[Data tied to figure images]
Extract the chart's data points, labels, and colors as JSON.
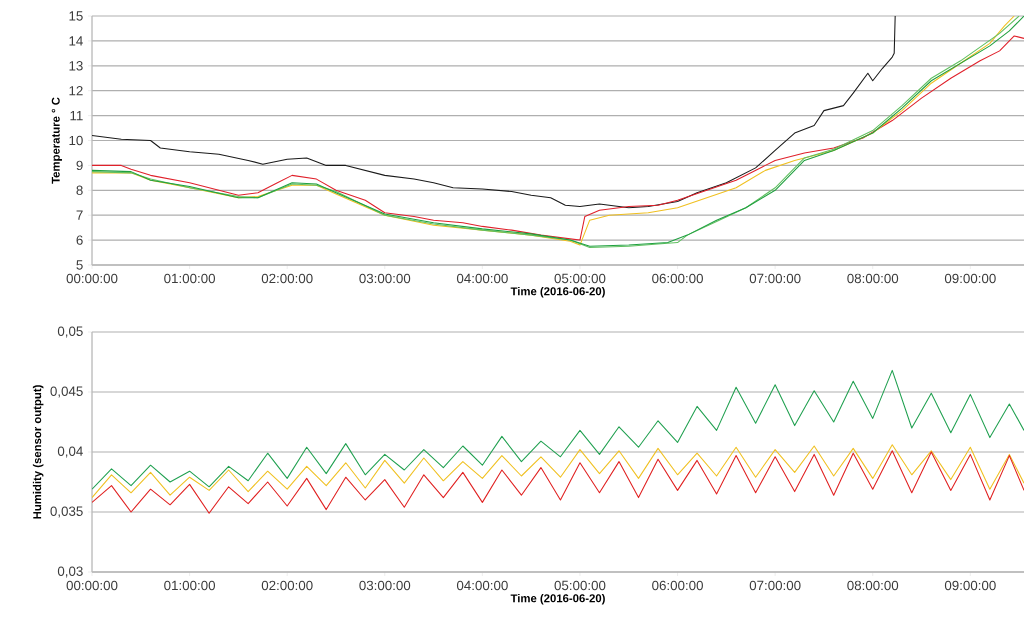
{
  "chart_data": [
    {
      "type": "line",
      "xlabel": "Time (2016-06-20)",
      "ylabel": "Temperature ° C",
      "xlim": [
        0,
        9.55
      ],
      "ylim": [
        5,
        15
      ],
      "xticks": [
        {
          "value": 0,
          "label": "00:00:00"
        },
        {
          "value": 1,
          "label": "01:00:00"
        },
        {
          "value": 2,
          "label": "02:00:00"
        },
        {
          "value": 3,
          "label": "03:00:00"
        },
        {
          "value": 4,
          "label": "04:00:00"
        },
        {
          "value": 5,
          "label": "05:00:00"
        },
        {
          "value": 6,
          "label": "06:00:00"
        },
        {
          "value": 7,
          "label": "07:00:00"
        },
        {
          "value": 8,
          "label": "08:00:00"
        },
        {
          "value": 9,
          "label": "09:00:00"
        }
      ],
      "yticks": [
        5,
        6,
        7,
        8,
        9,
        10,
        11,
        12,
        13,
        14,
        15
      ],
      "grid": "y",
      "series": [
        {
          "color": "#1a1a1a",
          "x": [
            0,
            0.3,
            0.6,
            0.7,
            1.0,
            1.3,
            1.6,
            1.75,
            2.0,
            2.2,
            2.4,
            2.6,
            3.0,
            3.3,
            3.5,
            3.7,
            4.0,
            4.3,
            4.5,
            4.7,
            4.85,
            5.0,
            5.2,
            5.5,
            5.7,
            6.0,
            6.2,
            6.5,
            6.8,
            7.0,
            7.2,
            7.4,
            7.5,
            7.7,
            7.8,
            7.95,
            8.0,
            8.1,
            8.2,
            8.22,
            8.23
          ],
          "values": [
            10.2,
            10.05,
            10.0,
            9.7,
            9.55,
            9.45,
            9.2,
            9.05,
            9.25,
            9.3,
            9.0,
            9.0,
            8.6,
            8.45,
            8.3,
            8.1,
            8.05,
            7.95,
            7.8,
            7.7,
            7.4,
            7.35,
            7.45,
            7.3,
            7.35,
            7.55,
            7.9,
            8.3,
            8.9,
            9.6,
            10.3,
            10.6,
            11.2,
            11.4,
            11.9,
            12.7,
            12.4,
            12.9,
            13.35,
            13.5,
            15
          ]
        },
        {
          "color": "#e0202a",
          "x": [
            0,
            0.3,
            0.4,
            0.6,
            1.0,
            1.5,
            1.7,
            1.9,
            2.05,
            2.3,
            2.5,
            2.8,
            3.0,
            3.3,
            3.5,
            3.8,
            4.0,
            4.3,
            4.6,
            4.9,
            5.0,
            5.05,
            5.2,
            5.5,
            5.8,
            6.0,
            6.3,
            6.6,
            6.9,
            7.0,
            7.3,
            7.6,
            7.9,
            8.2,
            8.5,
            8.8,
            9.1,
            9.3,
            9.45,
            9.55
          ],
          "values": [
            9.0,
            9.0,
            8.85,
            8.6,
            8.3,
            7.8,
            7.9,
            8.3,
            8.6,
            8.45,
            8.0,
            7.6,
            7.1,
            6.95,
            6.8,
            6.7,
            6.55,
            6.4,
            6.2,
            6.05,
            6.0,
            6.95,
            7.2,
            7.35,
            7.4,
            7.6,
            8.0,
            8.4,
            9.0,
            9.2,
            9.5,
            9.7,
            10.1,
            10.8,
            11.7,
            12.5,
            13.2,
            13.6,
            14.2,
            14.1
          ]
        },
        {
          "color": "#f0c020",
          "x": [
            0,
            0.4,
            0.6,
            1.0,
            1.5,
            1.7,
            2.05,
            2.3,
            2.5,
            3.0,
            3.5,
            4.0,
            4.5,
            4.9,
            5.0,
            5.1,
            5.3,
            5.7,
            6.0,
            6.3,
            6.6,
            6.9,
            7.2,
            7.6,
            8.0,
            8.3,
            8.6,
            8.9,
            9.2,
            9.35,
            9.45
          ],
          "values": [
            8.7,
            8.7,
            8.4,
            8.1,
            7.7,
            7.75,
            8.2,
            8.2,
            7.85,
            7.0,
            6.6,
            6.4,
            6.2,
            5.95,
            5.8,
            6.8,
            7.0,
            7.1,
            7.3,
            7.7,
            8.1,
            8.8,
            9.2,
            9.6,
            10.3,
            11.2,
            12.3,
            13.1,
            13.9,
            14.6,
            15
          ]
        },
        {
          "color": "#60c060",
          "x": [
            0,
            0.4,
            0.6,
            1.0,
            1.5,
            1.7,
            2.05,
            2.3,
            2.5,
            3.0,
            3.5,
            4.0,
            4.5,
            4.9,
            5.1,
            5.5,
            6.0,
            6.1,
            6.4,
            6.7,
            7.0,
            7.3,
            7.6,
            8.0,
            8.3,
            8.6,
            8.9,
            9.3,
            9.5
          ],
          "values": [
            8.75,
            8.7,
            8.45,
            8.1,
            7.75,
            7.7,
            8.25,
            8.2,
            7.95,
            7.0,
            6.65,
            6.4,
            6.2,
            6.0,
            5.7,
            5.75,
            5.9,
            6.2,
            6.75,
            7.3,
            8.1,
            9.3,
            9.65,
            10.4,
            11.4,
            12.5,
            13.2,
            14.3,
            15
          ]
        },
        {
          "color": "#20a040",
          "x": [
            0,
            0.4,
            0.6,
            1.0,
            1.5,
            1.7,
            2.05,
            2.3,
            2.5,
            3.0,
            3.5,
            4.0,
            4.5,
            4.9,
            5.1,
            5.5,
            5.9,
            6.1,
            6.4,
            6.7,
            7.0,
            7.3,
            7.6,
            8.0,
            8.3,
            8.6,
            8.9,
            9.2,
            9.4,
            9.55
          ],
          "values": [
            8.8,
            8.75,
            8.4,
            8.15,
            7.7,
            7.7,
            8.3,
            8.25,
            7.9,
            7.05,
            6.7,
            6.45,
            6.25,
            6.0,
            5.75,
            5.8,
            5.9,
            6.2,
            6.8,
            7.3,
            8.0,
            9.2,
            9.6,
            10.3,
            11.3,
            12.4,
            13.1,
            13.8,
            14.4,
            15
          ]
        }
      ]
    },
    {
      "type": "line",
      "xlabel": "Time (2016-06-20)",
      "ylabel": "Humidity (sensor output)",
      "xlim": [
        0,
        9.55
      ],
      "ylim": [
        0.03,
        0.05
      ],
      "xticks": [
        {
          "value": 0,
          "label": "00:00:00"
        },
        {
          "value": 1,
          "label": "01:00:00"
        },
        {
          "value": 2,
          "label": "02:00:00"
        },
        {
          "value": 3,
          "label": "03:00:00"
        },
        {
          "value": 4,
          "label": "04:00:00"
        },
        {
          "value": 5,
          "label": "05:00:00"
        },
        {
          "value": 6,
          "label": "06:00:00"
        },
        {
          "value": 7,
          "label": "07:00:00"
        },
        {
          "value": 8,
          "label": "08:00:00"
        },
        {
          "value": 9,
          "label": "09:00:00"
        }
      ],
      "yticks": [
        {
          "value": 0.03,
          "label": "0,03"
        },
        {
          "value": 0.035,
          "label": "0,035"
        },
        {
          "value": 0.04,
          "label": "0,04"
        },
        {
          "value": 0.045,
          "label": "0,045"
        },
        {
          "value": 0.05,
          "label": "0,05"
        }
      ],
      "grid": "y",
      "series": [
        {
          "color": "#f0c020",
          "x": [
            0,
            0.2,
            0.4,
            0.6,
            0.8,
            1.0,
            1.2,
            1.4,
            1.6,
            1.8,
            2.0,
            2.2,
            2.4,
            2.6,
            2.8,
            3.0,
            3.2,
            3.4,
            3.6,
            3.8,
            4.0,
            4.2,
            4.4,
            4.6,
            4.8,
            5.0,
            5.2,
            5.4,
            5.6,
            5.8,
            6.0,
            6.2,
            6.4,
            6.6,
            6.8,
            7.0,
            7.2,
            7.4,
            7.6,
            7.8,
            8.0,
            8.2,
            8.4,
            8.6,
            8.8,
            9.0,
            9.2,
            9.4,
            9.55
          ],
          "values": [
            0.0362,
            0.0381,
            0.0366,
            0.0383,
            0.0364,
            0.0379,
            0.0368,
            0.0385,
            0.0367,
            0.0384,
            0.0369,
            0.0388,
            0.0372,
            0.0391,
            0.037,
            0.0393,
            0.0374,
            0.0395,
            0.0376,
            0.0392,
            0.0378,
            0.0397,
            0.038,
            0.0396,
            0.0379,
            0.0402,
            0.0382,
            0.0401,
            0.0378,
            0.0403,
            0.0381,
            0.0399,
            0.038,
            0.0404,
            0.0379,
            0.0402,
            0.0383,
            0.0405,
            0.038,
            0.0403,
            0.0378,
            0.0406,
            0.0381,
            0.0401,
            0.0377,
            0.0404,
            0.0369,
            0.0398,
            0.0374
          ]
        },
        {
          "color": "#e02020",
          "x": [
            0,
            0.2,
            0.4,
            0.6,
            0.8,
            1.0,
            1.2,
            1.4,
            1.6,
            1.8,
            2.0,
            2.2,
            2.4,
            2.6,
            2.8,
            3.0,
            3.2,
            3.4,
            3.6,
            3.8,
            4.0,
            4.2,
            4.4,
            4.6,
            4.8,
            5.0,
            5.2,
            5.4,
            5.6,
            5.8,
            6.0,
            6.2,
            6.4,
            6.6,
            6.8,
            7.0,
            7.2,
            7.4,
            7.6,
            7.8,
            8.0,
            8.2,
            8.4,
            8.6,
            8.8,
            9.0,
            9.2,
            9.4,
            9.55
          ],
          "values": [
            0.0358,
            0.0372,
            0.035,
            0.0369,
            0.0356,
            0.0373,
            0.0349,
            0.0371,
            0.0357,
            0.0375,
            0.0355,
            0.0378,
            0.0352,
            0.0379,
            0.036,
            0.0377,
            0.0354,
            0.0381,
            0.0362,
            0.0383,
            0.0358,
            0.0385,
            0.0364,
            0.0387,
            0.036,
            0.0391,
            0.0366,
            0.0392,
            0.0362,
            0.0394,
            0.0368,
            0.0393,
            0.0365,
            0.0397,
            0.0366,
            0.0396,
            0.0367,
            0.0398,
            0.0364,
            0.0399,
            0.0369,
            0.0401,
            0.0366,
            0.04,
            0.0368,
            0.0398,
            0.036,
            0.0397,
            0.0368
          ]
        },
        {
          "color": "#20a050",
          "x": [
            0,
            0.2,
            0.4,
            0.6,
            0.8,
            1.0,
            1.2,
            1.4,
            1.6,
            1.8,
            2.0,
            2.2,
            2.4,
            2.6,
            2.8,
            3.0,
            3.2,
            3.4,
            3.6,
            3.8,
            4.0,
            4.2,
            4.4,
            4.6,
            4.8,
            5.0,
            5.2,
            5.4,
            5.6,
            5.8,
            6.0,
            6.2,
            6.4,
            6.6,
            6.8,
            7.0,
            7.2,
            7.4,
            7.6,
            7.8,
            8.0,
            8.2,
            8.4,
            8.6,
            8.8,
            9.0,
            9.2,
            9.4,
            9.55
          ],
          "values": [
            0.0369,
            0.0386,
            0.0372,
            0.0389,
            0.0375,
            0.0384,
            0.0371,
            0.0388,
            0.0376,
            0.0399,
            0.0378,
            0.0404,
            0.0382,
            0.0407,
            0.0381,
            0.0398,
            0.0385,
            0.0402,
            0.0387,
            0.0405,
            0.0389,
            0.0413,
            0.0392,
            0.0409,
            0.0396,
            0.0418,
            0.0398,
            0.0421,
            0.0404,
            0.0426,
            0.0408,
            0.0438,
            0.0418,
            0.0454,
            0.0424,
            0.0456,
            0.0422,
            0.0451,
            0.0425,
            0.0459,
            0.0428,
            0.0468,
            0.042,
            0.0449,
            0.0416,
            0.0448,
            0.0412,
            0.044,
            0.0418
          ]
        }
      ]
    }
  ]
}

Exercise description
Copy out every line in the entries above that holds "ylabel".

Task solution
      "ylabel": "Temperature ° C",
      "ylabel": "Humidity (sensor output)",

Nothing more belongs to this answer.